_What you will do_
In the rows below, rename "regulation-tag" to "compliance-tag" wherever it occurs and leave every other part unchanged. Omit the pictures from your answer.

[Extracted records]

● ● ● ●

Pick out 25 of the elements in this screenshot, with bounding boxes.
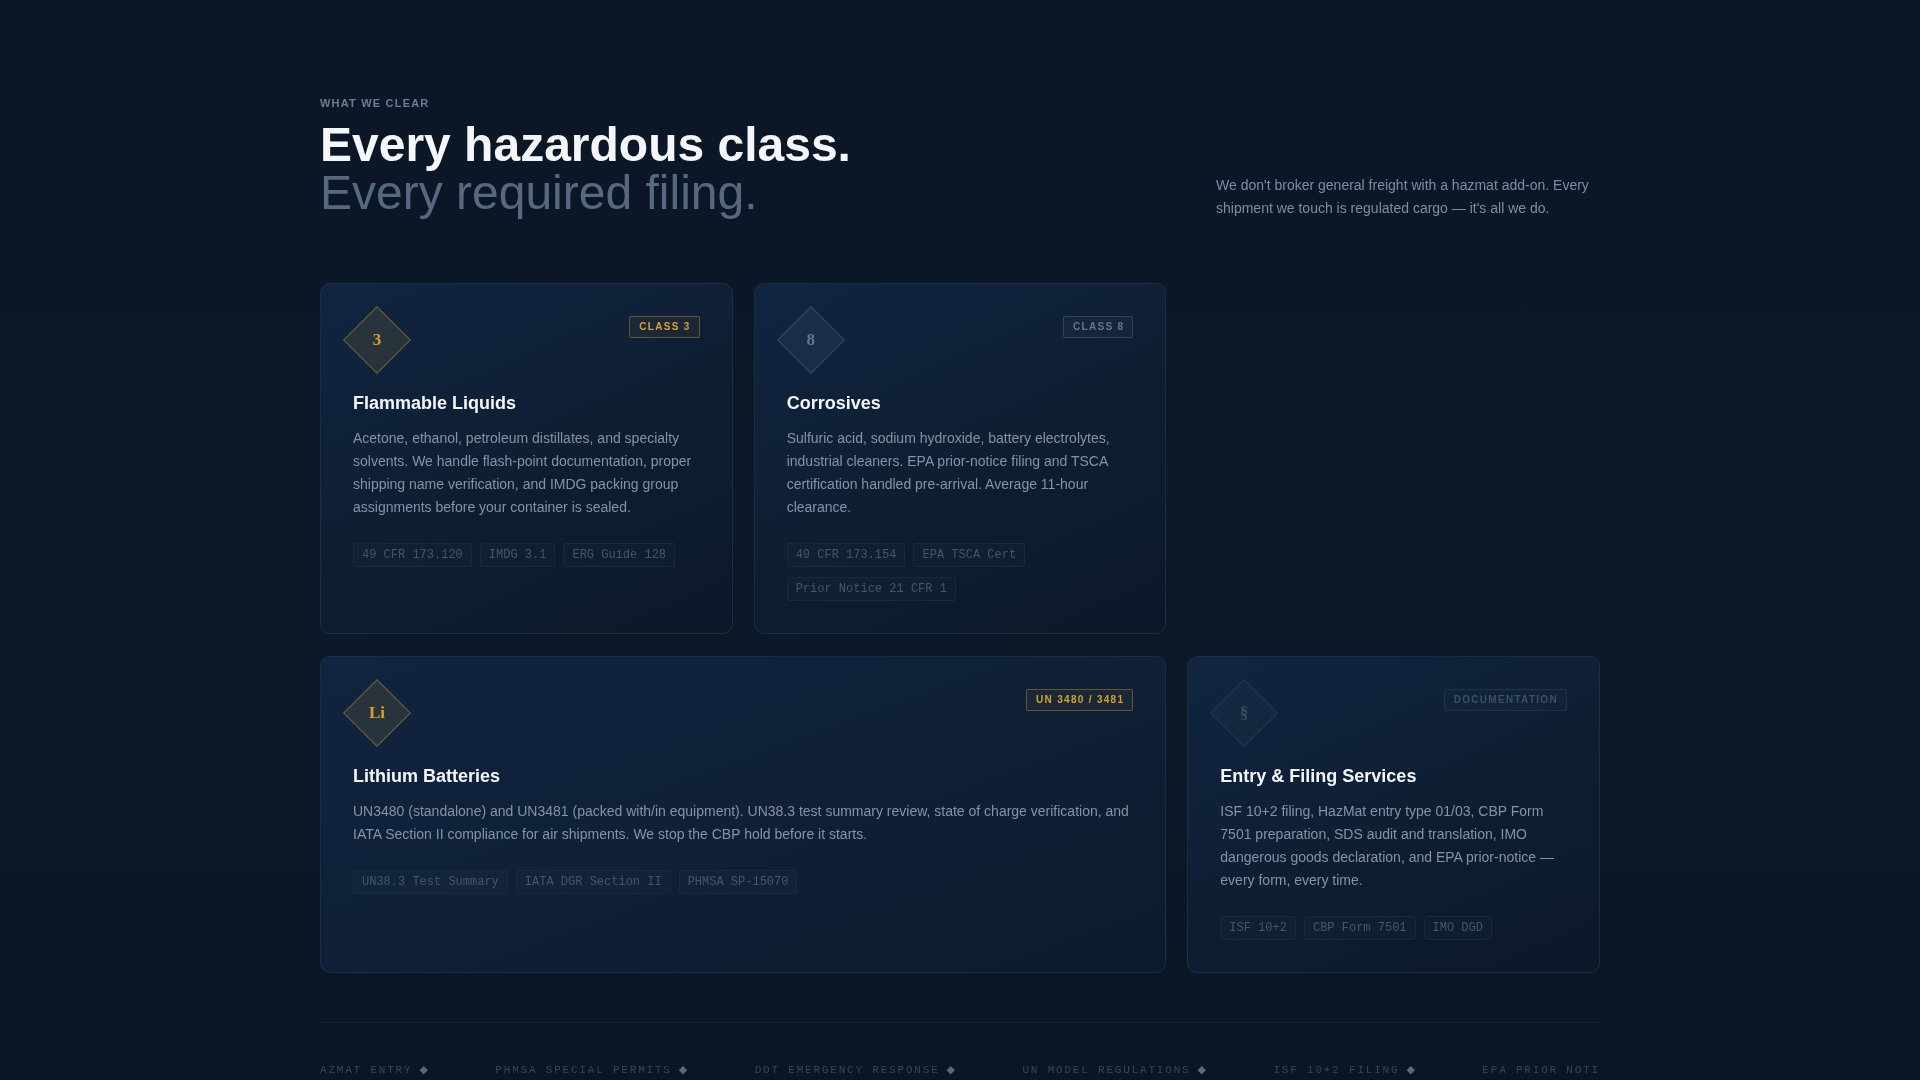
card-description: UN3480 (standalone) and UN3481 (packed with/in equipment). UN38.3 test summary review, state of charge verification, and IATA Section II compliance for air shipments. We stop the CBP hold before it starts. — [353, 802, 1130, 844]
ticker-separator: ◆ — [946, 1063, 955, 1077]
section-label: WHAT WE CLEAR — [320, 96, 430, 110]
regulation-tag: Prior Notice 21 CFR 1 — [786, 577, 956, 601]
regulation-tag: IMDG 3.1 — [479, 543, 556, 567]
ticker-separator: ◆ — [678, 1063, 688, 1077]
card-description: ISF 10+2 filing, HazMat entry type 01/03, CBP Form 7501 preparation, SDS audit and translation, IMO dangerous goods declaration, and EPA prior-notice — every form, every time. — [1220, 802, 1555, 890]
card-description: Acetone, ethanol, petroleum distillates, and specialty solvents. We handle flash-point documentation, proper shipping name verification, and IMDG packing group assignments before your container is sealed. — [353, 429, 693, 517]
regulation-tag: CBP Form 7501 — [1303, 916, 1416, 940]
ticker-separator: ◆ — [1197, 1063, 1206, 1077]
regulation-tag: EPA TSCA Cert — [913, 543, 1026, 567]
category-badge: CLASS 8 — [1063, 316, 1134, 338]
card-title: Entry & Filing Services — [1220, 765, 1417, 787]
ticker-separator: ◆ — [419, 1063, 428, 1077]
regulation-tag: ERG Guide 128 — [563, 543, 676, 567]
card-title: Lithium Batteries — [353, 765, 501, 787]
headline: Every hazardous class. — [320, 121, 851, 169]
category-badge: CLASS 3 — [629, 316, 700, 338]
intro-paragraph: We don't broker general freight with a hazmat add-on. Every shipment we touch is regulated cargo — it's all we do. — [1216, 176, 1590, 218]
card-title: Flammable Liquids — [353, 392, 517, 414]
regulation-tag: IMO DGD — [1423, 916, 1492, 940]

● ● ● ●

_Complete response_
Pick out 25 of the elements in this screenshot, with bounding boxes.
card-description: UN3480 (standalone) and UN3481 (packed with/in equipment). UN38.3 test summary review, state of charge verification, and IATA Section II compliance for air shipments. We stop the CBP hold before it starts. — [353, 802, 1130, 844]
ticker-separator: ◆ — [946, 1063, 955, 1077]
section-label: WHAT WE CLEAR — [320, 96, 430, 110]
compliance-tag: Prior Notice 21 CFR 1 — [786, 577, 956, 601]
compliance-tag: IMDG 3.1 — [479, 543, 556, 567]
ticker-separator: ◆ — [678, 1063, 688, 1077]
card-description: ISF 10+2 filing, HazMat entry type 01/03, CBP Form 7501 preparation, SDS audit and translation, IMO dangerous goods declaration, and EPA prior-notice — every form, every time. — [1220, 802, 1555, 890]
card-description: Acetone, ethanol, petroleum distillates, and specialty solvents. We handle flash-point documentation, proper shipping name verification, and IMDG packing group assignments before your container is sealed. — [353, 429, 693, 517]
compliance-tag: CBP Form 7501 — [1303, 916, 1416, 940]
ticker-separator: ◆ — [1197, 1063, 1206, 1077]
compliance-tag: EPA TSCA Cert — [913, 543, 1026, 567]
category-badge: CLASS 8 — [1063, 316, 1134, 338]
card-title: Entry & Filing Services — [1220, 765, 1417, 787]
ticker-separator: ◆ — [419, 1063, 428, 1077]
compliance-tag: ERG Guide 128 — [563, 543, 676, 567]
card-title: Lithium Batteries — [353, 765, 501, 787]
headline: Every hazardous class. — [320, 121, 851, 169]
category-badge: CLASS 3 — [629, 316, 700, 338]
intro-paragraph: We don't broker general freight with a hazmat add-on. Every shipment we touch is regulated cargo — it's all we do. — [1216, 176, 1590, 218]
card-title: Flammable Liquids — [353, 392, 517, 414]
compliance-tag: IMO DGD — [1423, 916, 1492, 940]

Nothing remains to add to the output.